Instructions for the task: Identify all lines in the data containing the string "into". Copy them out.

Structured figure records:
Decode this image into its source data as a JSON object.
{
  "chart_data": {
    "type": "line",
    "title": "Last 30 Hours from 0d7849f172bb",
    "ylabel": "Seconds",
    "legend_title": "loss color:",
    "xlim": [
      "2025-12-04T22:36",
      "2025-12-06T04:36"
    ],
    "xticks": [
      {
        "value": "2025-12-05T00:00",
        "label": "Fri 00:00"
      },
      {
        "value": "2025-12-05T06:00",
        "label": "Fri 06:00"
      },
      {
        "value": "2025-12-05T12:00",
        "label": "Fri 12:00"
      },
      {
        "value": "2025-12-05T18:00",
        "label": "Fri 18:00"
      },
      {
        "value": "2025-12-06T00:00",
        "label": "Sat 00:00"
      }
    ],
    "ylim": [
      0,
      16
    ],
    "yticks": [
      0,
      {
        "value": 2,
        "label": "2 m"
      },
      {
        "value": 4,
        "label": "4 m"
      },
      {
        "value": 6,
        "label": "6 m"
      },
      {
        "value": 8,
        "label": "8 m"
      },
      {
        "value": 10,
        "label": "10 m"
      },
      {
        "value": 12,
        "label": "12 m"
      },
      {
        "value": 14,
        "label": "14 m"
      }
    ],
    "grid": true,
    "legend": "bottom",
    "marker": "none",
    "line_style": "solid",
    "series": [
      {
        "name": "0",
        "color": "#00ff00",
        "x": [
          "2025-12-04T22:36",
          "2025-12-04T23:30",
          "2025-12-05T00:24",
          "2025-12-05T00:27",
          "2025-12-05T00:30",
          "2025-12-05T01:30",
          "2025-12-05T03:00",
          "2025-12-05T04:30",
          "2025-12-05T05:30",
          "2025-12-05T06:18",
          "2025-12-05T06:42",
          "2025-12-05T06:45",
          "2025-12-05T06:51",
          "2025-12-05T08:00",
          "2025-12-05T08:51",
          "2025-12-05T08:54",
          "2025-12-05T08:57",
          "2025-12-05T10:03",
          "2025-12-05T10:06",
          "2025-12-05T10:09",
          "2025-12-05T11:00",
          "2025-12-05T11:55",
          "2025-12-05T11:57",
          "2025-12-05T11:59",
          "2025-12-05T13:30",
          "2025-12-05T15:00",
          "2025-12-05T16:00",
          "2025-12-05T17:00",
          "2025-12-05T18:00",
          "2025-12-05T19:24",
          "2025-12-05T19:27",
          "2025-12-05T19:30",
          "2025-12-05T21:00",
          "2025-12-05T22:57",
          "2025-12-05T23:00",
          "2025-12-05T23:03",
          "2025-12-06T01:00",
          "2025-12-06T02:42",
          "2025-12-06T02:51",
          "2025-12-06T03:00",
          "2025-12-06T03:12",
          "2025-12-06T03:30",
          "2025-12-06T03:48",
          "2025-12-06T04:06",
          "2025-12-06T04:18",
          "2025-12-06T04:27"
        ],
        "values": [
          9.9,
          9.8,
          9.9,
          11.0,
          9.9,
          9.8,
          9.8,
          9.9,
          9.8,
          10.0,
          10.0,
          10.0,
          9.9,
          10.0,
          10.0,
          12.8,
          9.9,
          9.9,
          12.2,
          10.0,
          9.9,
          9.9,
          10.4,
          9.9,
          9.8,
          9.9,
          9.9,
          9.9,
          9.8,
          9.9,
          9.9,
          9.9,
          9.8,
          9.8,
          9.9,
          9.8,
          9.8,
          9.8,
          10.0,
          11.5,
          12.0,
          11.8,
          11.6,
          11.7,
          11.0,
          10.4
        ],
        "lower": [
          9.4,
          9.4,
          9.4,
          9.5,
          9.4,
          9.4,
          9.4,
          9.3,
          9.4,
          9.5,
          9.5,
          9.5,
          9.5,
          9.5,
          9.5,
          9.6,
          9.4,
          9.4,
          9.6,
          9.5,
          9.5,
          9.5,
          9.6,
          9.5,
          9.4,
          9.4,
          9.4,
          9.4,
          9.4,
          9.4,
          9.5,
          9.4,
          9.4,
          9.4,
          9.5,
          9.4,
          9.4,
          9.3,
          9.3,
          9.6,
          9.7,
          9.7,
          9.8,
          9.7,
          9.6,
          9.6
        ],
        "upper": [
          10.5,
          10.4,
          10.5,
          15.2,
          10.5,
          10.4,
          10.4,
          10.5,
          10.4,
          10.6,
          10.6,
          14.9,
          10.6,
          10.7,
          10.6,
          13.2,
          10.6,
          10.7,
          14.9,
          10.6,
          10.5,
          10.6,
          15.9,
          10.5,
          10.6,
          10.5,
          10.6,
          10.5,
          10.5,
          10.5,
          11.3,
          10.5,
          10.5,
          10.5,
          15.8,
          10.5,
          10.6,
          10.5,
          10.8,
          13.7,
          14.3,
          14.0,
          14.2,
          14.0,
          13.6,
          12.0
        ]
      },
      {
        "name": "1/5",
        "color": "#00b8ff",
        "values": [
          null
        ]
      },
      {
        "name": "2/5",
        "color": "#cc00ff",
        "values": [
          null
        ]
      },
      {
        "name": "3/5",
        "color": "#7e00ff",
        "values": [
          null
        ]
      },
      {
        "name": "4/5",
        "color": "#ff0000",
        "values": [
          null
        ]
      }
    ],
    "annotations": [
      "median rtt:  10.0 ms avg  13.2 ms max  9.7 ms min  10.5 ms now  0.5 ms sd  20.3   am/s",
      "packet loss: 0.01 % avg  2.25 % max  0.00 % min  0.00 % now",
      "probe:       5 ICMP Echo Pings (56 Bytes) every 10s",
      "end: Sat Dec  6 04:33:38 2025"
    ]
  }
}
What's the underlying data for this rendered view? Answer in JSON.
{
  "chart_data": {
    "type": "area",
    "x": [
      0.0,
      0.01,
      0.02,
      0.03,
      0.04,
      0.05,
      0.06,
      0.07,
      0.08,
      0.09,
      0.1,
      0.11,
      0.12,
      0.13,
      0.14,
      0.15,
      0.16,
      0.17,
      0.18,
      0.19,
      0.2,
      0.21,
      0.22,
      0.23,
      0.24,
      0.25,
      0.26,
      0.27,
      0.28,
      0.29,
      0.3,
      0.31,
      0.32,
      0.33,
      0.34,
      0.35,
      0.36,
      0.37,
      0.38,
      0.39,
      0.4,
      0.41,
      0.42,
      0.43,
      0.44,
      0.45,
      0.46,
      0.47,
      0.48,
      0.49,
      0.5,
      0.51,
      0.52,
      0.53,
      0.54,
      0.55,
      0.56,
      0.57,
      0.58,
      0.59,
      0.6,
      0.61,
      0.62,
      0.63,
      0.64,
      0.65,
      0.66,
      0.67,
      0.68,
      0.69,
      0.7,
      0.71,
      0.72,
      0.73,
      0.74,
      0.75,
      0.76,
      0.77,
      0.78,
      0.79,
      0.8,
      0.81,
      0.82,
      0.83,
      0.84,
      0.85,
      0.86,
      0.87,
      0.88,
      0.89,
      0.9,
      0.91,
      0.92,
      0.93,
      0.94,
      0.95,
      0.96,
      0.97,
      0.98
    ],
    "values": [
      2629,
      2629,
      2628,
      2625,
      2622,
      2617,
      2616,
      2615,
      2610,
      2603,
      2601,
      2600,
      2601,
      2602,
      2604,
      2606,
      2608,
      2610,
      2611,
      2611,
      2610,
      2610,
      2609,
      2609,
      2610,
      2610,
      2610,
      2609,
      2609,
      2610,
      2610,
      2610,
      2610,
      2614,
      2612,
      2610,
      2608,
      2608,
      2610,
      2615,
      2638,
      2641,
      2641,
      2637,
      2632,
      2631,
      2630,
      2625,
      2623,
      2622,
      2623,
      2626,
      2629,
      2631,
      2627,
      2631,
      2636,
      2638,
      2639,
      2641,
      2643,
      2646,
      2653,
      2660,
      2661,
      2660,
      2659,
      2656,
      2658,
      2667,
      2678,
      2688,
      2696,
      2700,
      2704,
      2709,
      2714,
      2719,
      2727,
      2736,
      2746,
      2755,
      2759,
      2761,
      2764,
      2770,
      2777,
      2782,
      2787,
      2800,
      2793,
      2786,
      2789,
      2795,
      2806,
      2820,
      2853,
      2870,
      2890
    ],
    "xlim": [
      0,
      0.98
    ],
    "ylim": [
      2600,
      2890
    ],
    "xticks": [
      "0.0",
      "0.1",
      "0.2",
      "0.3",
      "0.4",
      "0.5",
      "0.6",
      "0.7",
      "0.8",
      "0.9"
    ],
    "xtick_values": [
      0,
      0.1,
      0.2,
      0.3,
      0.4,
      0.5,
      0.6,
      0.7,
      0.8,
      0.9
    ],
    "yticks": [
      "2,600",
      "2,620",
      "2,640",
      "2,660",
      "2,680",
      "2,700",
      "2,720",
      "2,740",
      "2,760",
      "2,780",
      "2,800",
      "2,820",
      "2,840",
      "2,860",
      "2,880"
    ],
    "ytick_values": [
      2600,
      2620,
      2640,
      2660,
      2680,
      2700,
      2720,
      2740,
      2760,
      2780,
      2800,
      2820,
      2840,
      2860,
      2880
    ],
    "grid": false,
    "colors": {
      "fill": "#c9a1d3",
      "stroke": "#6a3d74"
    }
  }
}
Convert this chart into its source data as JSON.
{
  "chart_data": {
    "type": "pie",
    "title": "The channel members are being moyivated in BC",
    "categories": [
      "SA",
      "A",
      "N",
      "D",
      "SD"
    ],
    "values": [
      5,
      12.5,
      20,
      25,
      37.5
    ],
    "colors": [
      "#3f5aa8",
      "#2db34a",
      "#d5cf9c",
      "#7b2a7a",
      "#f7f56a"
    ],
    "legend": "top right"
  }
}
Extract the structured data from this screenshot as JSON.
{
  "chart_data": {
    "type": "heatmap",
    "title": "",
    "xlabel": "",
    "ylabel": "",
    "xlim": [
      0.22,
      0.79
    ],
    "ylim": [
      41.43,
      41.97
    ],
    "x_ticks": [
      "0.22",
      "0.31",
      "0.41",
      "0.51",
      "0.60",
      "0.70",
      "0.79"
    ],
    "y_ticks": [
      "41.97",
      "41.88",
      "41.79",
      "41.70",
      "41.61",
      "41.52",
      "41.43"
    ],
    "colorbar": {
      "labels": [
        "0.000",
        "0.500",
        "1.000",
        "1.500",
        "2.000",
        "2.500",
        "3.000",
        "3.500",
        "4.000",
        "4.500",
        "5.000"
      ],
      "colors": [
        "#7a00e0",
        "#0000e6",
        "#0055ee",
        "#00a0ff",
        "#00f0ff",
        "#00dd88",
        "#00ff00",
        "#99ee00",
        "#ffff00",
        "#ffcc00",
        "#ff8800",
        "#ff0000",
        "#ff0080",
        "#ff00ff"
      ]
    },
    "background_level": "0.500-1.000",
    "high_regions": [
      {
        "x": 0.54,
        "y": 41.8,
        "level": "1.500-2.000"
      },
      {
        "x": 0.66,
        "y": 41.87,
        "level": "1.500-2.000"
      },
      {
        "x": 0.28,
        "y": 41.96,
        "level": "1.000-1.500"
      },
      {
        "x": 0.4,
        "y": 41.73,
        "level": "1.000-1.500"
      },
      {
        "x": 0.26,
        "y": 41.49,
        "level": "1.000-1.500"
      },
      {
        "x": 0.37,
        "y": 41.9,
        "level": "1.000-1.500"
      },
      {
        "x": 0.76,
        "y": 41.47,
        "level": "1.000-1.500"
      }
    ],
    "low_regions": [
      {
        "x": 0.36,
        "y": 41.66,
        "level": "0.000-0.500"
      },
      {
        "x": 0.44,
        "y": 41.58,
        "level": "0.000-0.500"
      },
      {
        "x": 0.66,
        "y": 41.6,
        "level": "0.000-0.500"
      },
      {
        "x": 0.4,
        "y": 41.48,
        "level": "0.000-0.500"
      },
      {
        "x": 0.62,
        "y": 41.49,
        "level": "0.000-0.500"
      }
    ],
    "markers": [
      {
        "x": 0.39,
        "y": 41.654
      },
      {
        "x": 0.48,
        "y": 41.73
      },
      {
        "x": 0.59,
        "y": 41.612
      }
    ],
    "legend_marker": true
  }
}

Task solution:
Decode this image into its source data as a JSON object.
Convert this chart into its source data as JSON.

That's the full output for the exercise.